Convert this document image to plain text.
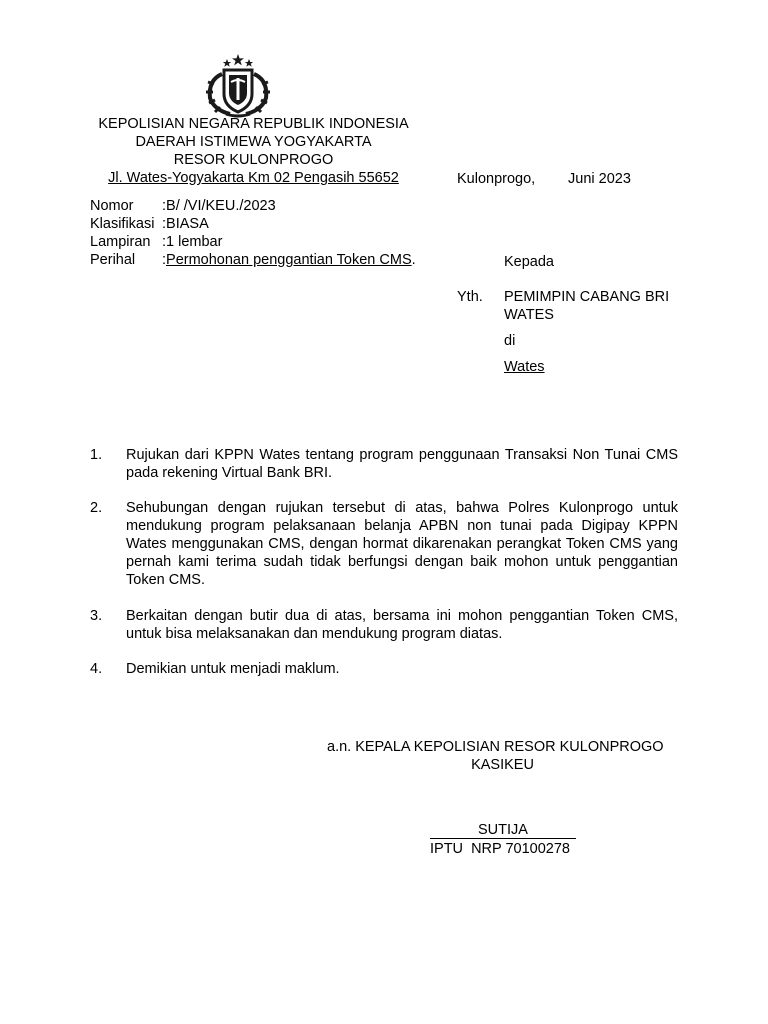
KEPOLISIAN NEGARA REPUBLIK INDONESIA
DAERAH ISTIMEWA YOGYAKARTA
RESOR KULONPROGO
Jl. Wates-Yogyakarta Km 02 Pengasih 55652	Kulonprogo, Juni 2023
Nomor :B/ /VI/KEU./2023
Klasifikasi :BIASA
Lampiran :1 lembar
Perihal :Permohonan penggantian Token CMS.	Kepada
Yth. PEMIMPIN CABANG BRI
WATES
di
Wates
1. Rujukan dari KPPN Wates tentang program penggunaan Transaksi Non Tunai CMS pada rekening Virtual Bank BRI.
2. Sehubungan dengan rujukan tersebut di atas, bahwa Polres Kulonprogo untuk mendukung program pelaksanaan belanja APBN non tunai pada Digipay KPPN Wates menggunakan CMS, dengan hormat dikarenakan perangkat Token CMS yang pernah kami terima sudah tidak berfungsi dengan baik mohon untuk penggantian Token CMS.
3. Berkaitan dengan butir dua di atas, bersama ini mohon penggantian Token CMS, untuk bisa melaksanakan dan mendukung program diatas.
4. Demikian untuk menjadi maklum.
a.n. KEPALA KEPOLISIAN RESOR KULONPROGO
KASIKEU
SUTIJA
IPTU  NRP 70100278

________

**EXERCISE AIM**.
Every record gets retyped exactly; no picture goes into the copy.

**TASK OUTPUT**.
Convert this document image to plain text.
KEPOLISIAN NEGARA REPUBLIK INDONESIA
DAERAH ISTIMEWA YOGYAKARTA
RESOR KULONPROGO
Jl. Wates-Yogyakarta Km 02 Pengasih 55652	Kulonprogo, Juni 2023
Nomor :B/ /VI/KEU./2023
Klasifikasi :BIASA
Lampiran :1 lembar
Perihal :Permohonan penggantian Token CMS.	Kepada
Yth. PEMIMPIN CABANG BRI
WATES
di
Wates
1. Rujukan dari KPPN Wates tentang program penggunaan Transaksi Non Tunai CMS pada rekening Virtual Bank BRI.
2. Sehubungan dengan rujukan tersebut di atas, bahwa Polres Kulonprogo untuk mendukung program pelaksanaan belanja APBN non tunai pada Digipay KPPN Wates menggunakan CMS, dengan hormat dikarenakan perangkat Token CMS yang pernah kami terima sudah tidak berfungsi dengan baik mohon untuk penggantian Token CMS.
3. Berkaitan dengan butir dua di atas, bersama ini mohon penggantian Token CMS, untuk bisa melaksanakan dan mendukung program diatas.
4. Demikian untuk menjadi maklum.
a.n. KEPALA KEPOLISIAN RESOR KULONPROGO
KASIKEU
SUTIJA
IPTU  NRP 70100278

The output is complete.